> _Records supplied_
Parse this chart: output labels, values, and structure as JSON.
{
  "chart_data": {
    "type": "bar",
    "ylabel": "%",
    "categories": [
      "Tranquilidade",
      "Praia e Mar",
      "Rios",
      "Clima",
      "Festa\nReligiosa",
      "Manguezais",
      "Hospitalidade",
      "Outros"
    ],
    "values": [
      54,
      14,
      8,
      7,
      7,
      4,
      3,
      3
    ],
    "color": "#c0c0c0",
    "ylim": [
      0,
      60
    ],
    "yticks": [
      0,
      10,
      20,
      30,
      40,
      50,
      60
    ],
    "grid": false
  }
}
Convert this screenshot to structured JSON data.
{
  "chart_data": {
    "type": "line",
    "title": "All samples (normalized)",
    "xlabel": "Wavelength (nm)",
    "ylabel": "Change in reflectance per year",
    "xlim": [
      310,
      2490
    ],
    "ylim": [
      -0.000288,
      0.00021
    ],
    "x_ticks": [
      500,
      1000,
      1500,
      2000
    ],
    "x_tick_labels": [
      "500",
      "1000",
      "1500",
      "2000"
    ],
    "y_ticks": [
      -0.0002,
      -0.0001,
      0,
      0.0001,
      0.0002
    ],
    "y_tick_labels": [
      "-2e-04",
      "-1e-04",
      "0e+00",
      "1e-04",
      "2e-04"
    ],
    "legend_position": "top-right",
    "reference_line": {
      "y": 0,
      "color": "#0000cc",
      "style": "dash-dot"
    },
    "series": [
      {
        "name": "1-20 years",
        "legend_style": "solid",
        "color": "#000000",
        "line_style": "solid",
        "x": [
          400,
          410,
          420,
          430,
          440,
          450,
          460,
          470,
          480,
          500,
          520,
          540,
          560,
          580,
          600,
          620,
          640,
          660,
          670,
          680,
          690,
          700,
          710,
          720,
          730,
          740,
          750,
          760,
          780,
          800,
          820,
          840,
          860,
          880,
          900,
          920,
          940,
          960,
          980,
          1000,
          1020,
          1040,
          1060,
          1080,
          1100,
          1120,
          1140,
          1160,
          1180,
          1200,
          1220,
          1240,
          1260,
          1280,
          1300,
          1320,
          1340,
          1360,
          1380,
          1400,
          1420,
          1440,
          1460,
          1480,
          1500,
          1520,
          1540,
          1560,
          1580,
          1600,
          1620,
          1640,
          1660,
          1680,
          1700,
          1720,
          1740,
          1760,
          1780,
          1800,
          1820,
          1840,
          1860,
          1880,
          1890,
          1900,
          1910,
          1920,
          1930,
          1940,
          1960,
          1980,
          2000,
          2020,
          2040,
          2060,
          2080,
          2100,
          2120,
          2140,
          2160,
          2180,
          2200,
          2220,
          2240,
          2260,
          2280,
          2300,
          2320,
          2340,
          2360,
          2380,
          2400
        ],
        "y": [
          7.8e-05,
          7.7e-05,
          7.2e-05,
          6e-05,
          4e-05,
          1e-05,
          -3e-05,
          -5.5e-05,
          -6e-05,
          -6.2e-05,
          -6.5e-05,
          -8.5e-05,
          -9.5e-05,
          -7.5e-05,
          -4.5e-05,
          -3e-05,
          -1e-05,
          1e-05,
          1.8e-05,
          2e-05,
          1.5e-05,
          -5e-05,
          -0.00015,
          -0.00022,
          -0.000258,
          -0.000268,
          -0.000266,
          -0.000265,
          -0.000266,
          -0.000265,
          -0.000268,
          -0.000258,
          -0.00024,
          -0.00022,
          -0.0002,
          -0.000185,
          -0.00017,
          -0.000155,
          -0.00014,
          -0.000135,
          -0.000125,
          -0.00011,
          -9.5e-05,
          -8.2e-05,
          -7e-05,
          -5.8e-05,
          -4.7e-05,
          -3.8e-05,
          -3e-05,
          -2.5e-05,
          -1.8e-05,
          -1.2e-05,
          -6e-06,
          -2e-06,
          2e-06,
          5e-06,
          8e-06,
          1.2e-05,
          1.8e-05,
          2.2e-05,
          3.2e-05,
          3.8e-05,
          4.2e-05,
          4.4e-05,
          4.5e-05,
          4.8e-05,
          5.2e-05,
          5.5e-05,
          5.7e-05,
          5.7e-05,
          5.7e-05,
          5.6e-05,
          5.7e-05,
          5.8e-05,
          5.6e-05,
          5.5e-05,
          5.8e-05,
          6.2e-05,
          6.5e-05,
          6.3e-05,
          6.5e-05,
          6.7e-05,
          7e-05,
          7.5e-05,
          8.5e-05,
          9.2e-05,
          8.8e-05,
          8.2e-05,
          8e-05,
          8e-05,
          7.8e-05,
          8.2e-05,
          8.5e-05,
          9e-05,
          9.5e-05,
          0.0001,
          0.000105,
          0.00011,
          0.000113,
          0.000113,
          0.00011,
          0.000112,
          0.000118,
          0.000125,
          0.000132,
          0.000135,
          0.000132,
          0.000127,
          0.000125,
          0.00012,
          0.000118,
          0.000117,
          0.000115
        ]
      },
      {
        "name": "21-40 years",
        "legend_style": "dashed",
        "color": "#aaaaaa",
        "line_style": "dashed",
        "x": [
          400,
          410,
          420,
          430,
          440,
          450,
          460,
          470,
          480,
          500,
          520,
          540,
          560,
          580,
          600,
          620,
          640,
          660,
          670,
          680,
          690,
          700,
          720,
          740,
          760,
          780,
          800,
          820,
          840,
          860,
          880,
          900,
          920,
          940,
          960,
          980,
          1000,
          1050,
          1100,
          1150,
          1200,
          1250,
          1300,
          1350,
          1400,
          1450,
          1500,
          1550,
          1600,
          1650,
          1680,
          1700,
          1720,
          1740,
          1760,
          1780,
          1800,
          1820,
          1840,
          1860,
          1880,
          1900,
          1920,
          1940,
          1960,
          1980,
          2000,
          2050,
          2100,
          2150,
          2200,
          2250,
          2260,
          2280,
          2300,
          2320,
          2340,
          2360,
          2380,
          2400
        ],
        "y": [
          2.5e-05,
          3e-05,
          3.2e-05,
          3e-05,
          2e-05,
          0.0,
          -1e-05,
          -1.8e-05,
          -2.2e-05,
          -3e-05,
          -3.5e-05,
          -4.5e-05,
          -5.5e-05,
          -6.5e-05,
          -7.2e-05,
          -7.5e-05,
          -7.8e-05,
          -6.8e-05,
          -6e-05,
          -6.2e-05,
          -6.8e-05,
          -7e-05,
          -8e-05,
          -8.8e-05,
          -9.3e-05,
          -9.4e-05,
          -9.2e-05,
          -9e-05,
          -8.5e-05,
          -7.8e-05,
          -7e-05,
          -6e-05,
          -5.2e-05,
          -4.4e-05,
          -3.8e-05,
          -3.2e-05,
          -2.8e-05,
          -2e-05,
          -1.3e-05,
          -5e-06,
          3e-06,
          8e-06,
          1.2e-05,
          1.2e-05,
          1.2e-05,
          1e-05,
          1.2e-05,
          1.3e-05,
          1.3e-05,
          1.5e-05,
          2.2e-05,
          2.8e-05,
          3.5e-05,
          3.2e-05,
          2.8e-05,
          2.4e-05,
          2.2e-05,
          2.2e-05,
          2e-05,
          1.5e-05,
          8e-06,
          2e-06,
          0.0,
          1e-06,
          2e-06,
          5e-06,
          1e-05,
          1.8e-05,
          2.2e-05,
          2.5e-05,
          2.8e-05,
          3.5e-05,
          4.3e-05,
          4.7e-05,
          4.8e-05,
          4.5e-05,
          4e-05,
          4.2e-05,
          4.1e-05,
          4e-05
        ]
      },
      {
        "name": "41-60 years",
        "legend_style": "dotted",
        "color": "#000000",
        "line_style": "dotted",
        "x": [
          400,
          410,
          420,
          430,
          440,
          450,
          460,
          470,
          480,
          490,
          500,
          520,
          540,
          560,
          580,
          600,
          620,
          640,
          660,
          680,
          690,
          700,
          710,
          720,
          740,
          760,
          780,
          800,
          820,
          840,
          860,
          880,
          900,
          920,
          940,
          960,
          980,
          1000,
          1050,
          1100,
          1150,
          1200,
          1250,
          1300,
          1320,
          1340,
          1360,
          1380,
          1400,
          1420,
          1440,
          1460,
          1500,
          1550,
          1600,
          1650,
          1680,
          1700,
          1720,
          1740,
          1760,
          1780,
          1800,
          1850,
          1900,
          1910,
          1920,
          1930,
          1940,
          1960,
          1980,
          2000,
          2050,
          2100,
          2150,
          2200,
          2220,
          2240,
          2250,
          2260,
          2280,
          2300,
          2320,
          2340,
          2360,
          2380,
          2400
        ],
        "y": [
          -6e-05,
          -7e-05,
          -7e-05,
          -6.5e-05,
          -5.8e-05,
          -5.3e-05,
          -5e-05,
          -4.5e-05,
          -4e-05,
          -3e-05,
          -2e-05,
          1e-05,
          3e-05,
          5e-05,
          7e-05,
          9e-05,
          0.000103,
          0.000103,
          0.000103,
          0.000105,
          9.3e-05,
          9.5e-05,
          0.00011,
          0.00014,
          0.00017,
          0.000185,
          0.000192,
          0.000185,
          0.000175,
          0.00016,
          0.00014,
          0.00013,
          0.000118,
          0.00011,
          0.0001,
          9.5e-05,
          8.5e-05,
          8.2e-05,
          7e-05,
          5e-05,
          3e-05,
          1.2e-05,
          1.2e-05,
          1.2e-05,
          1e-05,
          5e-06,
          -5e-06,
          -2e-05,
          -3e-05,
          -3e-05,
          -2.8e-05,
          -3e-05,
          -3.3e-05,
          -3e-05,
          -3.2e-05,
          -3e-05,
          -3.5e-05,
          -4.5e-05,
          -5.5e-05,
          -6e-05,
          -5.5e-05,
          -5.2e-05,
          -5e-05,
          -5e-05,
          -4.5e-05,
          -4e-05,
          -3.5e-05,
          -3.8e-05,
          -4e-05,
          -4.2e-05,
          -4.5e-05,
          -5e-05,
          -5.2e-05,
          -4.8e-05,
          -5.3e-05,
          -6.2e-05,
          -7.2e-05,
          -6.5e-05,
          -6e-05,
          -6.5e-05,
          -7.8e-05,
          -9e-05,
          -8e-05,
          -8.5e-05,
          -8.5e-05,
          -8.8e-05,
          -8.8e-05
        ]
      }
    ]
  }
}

> _Given task_
Every line holding "values" should be copied out.

> _Result of the task_
Parse this chart: output labels, values, and structure as JSON.
    "values": [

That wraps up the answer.